▶ _WHAT IS BEING ASKED_: Transcribe every line exactly and omit anything that is a picture.

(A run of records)
****

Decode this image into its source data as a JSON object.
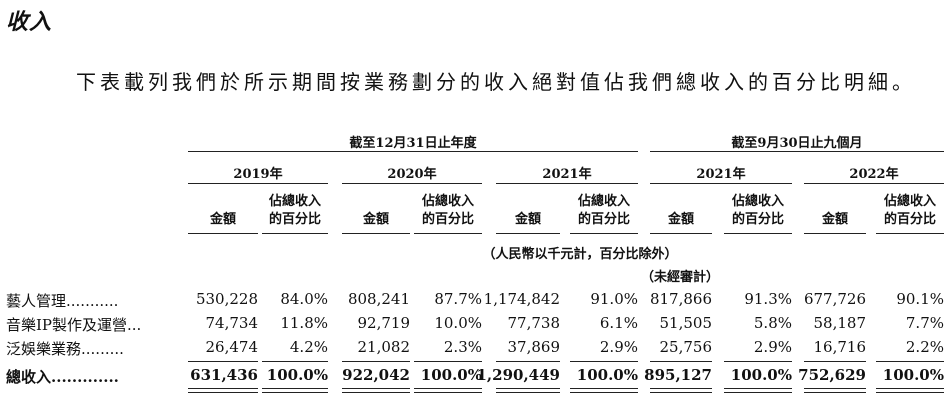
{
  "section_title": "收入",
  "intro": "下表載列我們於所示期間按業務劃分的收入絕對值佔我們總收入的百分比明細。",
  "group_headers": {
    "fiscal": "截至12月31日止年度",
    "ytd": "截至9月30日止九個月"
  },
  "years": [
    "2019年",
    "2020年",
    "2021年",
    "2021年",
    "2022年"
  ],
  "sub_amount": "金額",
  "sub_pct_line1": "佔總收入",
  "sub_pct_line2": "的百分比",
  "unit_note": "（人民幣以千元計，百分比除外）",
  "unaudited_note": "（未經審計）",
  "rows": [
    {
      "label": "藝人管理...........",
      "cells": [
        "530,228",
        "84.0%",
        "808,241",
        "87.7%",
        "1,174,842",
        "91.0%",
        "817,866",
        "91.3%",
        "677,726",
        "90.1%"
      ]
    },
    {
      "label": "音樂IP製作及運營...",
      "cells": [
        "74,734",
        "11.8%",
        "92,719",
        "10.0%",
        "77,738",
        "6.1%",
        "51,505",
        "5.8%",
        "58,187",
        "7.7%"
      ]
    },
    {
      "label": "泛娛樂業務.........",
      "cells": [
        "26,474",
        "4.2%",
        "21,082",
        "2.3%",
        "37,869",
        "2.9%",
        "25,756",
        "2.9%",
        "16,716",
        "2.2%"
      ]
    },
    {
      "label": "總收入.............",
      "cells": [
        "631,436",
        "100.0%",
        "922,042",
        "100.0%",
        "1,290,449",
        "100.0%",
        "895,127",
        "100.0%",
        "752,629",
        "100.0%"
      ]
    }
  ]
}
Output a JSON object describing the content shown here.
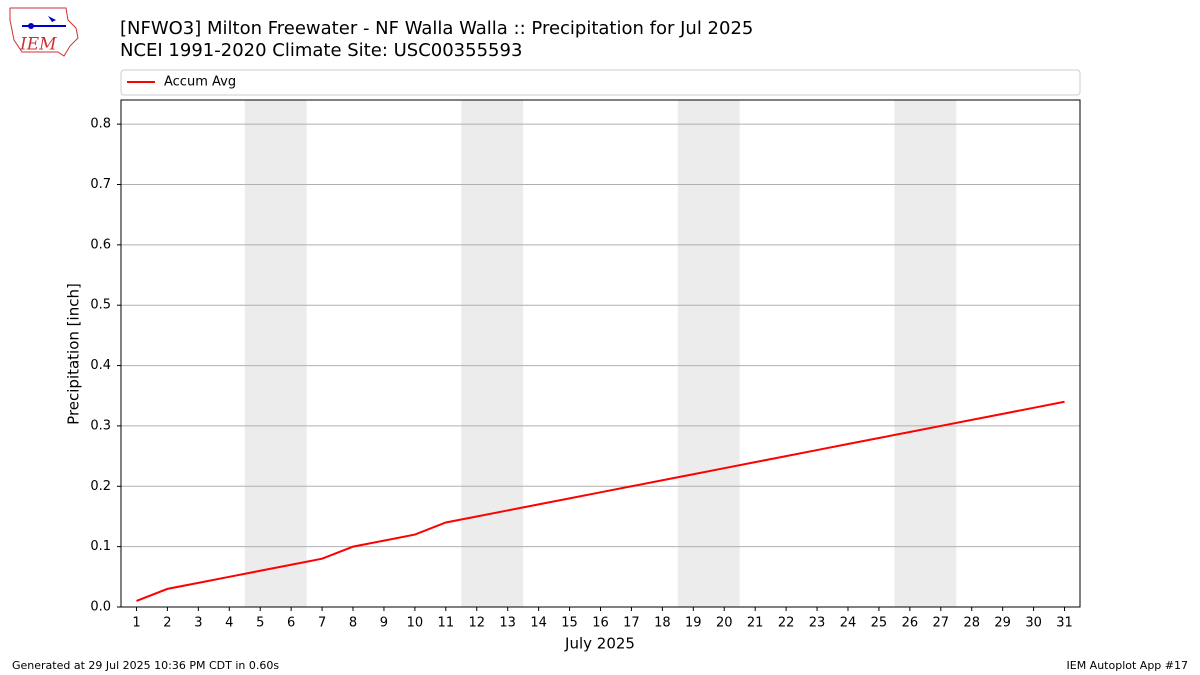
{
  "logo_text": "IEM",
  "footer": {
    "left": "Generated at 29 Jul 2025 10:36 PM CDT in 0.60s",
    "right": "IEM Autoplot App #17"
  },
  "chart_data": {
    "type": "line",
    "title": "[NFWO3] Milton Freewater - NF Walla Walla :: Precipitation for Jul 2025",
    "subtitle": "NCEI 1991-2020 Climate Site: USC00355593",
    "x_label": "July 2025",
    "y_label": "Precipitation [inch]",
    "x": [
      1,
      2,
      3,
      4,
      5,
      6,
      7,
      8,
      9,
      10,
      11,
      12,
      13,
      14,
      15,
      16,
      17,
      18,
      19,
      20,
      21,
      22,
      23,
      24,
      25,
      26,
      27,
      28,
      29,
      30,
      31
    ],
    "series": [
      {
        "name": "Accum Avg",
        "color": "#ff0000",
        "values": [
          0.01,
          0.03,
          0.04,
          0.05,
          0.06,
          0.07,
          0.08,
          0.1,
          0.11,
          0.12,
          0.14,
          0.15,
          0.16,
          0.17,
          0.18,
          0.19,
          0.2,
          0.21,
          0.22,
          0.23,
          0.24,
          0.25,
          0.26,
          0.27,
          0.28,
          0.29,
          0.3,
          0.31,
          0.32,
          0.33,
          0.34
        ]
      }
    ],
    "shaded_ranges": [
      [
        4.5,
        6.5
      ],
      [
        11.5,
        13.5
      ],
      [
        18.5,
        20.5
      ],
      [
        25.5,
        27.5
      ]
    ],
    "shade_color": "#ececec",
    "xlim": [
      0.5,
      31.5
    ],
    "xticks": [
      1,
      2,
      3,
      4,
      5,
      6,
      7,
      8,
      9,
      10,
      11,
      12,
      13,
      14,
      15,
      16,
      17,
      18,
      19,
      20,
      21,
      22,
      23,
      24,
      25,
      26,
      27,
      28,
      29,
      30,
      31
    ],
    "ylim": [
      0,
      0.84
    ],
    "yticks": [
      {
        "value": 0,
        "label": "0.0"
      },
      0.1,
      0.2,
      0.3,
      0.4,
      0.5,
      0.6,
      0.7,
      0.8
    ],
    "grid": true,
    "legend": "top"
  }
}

****

▶ _SOLUTION TO THIS TASK_:
Decode this image into its source data as a JSON object.
{
  "section_title": "收入",
  "intro": "下表載列我們於所示期間按業務劃分的收入絕對值佔我們總收入的百分比明細。",
  "group_headers": {
    "fiscal": "截至12月31日止年度",
    "ytd": "截至9月30日止九個月"
  },
  "years": [
    "2019年",
    "2020年",
    "2021年",
    "2021年",
    "2022年"
  ],
  "sub_amount": "金額",
  "sub_pct_line1": "佔總收入",
  "sub_pct_line2": "的百分比",
  "unit_note": "（人民幣以千元計，百分比除外）",
  "unaudited_note": "（未經審計）",
  "rows": [
    {
      "label": "藝人管理...........",
      "cells": [
        "530,228",
        "84.0%",
        "808,241",
        "87.7%",
        "1,174,842",
        "91.0%",
        "817,866",
        "91.3%",
        "677,726",
        "90.1%"
      ]
    },
    {
      "label": "音樂IP製作及運營...",
      "cells": [
        "74,734",
        "11.8%",
        "92,719",
        "10.0%",
        "77,738",
        "6.1%",
        "51,505",
        "5.8%",
        "58,187",
        "7.7%"
      ]
    },
    {
      "label": "泛娛樂業務.........",
      "cells": [
        "26,474",
        "4.2%",
        "21,082",
        "2.3%",
        "37,869",
        "2.9%",
        "25,756",
        "2.9%",
        "16,716",
        "2.2%"
      ]
    },
    {
      "label": "總收入.............",
      "cells": [
        "631,436",
        "100.0%",
        "922,042",
        "100.0%",
        "1,290,449",
        "100.0%",
        "895,127",
        "100.0%",
        "752,629",
        "100.0%"
      ]
    }
  ]
}
Output a JSON object describing the content shown here.
{
  "logo_text": "IEM",
  "footer": {
    "left": "Generated at 29 Jul 2025 10:36 PM CDT in 0.60s",
    "right": "IEM Autoplot App #17"
  },
  "chart_data": {
    "type": "line",
    "title": "[NFWO3] Milton Freewater - NF Walla Walla :: Precipitation for Jul 2025",
    "subtitle": "NCEI 1991-2020 Climate Site: USC00355593",
    "x_label": "July 2025",
    "y_label": "Precipitation [inch]",
    "x": [
      1,
      2,
      3,
      4,
      5,
      6,
      7,
      8,
      9,
      10,
      11,
      12,
      13,
      14,
      15,
      16,
      17,
      18,
      19,
      20,
      21,
      22,
      23,
      24,
      25,
      26,
      27,
      28,
      29,
      30,
      31
    ],
    "series": [
      {
        "name": "Accum Avg",
        "color": "#ff0000",
        "values": [
          0.01,
          0.03,
          0.04,
          0.05,
          0.06,
          0.07,
          0.08,
          0.1,
          0.11,
          0.12,
          0.14,
          0.15,
          0.16,
          0.17,
          0.18,
          0.19,
          0.2,
          0.21,
          0.22,
          0.23,
          0.24,
          0.25,
          0.26,
          0.27,
          0.28,
          0.29,
          0.3,
          0.31,
          0.32,
          0.33,
          0.34
        ]
      }
    ],
    "shaded_ranges": [
      [
        4.5,
        6.5
      ],
      [
        11.5,
        13.5
      ],
      [
        18.5,
        20.5
      ],
      [
        25.5,
        27.5
      ]
    ],
    "shade_color": "#ececec",
    "xlim": [
      0.5,
      31.5
    ],
    "xticks": [
      1,
      2,
      3,
      4,
      5,
      6,
      7,
      8,
      9,
      10,
      11,
      12,
      13,
      14,
      15,
      16,
      17,
      18,
      19,
      20,
      21,
      22,
      23,
      24,
      25,
      26,
      27,
      28,
      29,
      30,
      31
    ],
    "ylim": [
      0,
      0.84
    ],
    "yticks": [
      {
        "value": 0,
        "label": "0.0"
      },
      0.1,
      0.2,
      0.3,
      0.4,
      0.5,
      0.6,
      0.7,
      0.8
    ],
    "grid": true,
    "legend": "top"
  }
}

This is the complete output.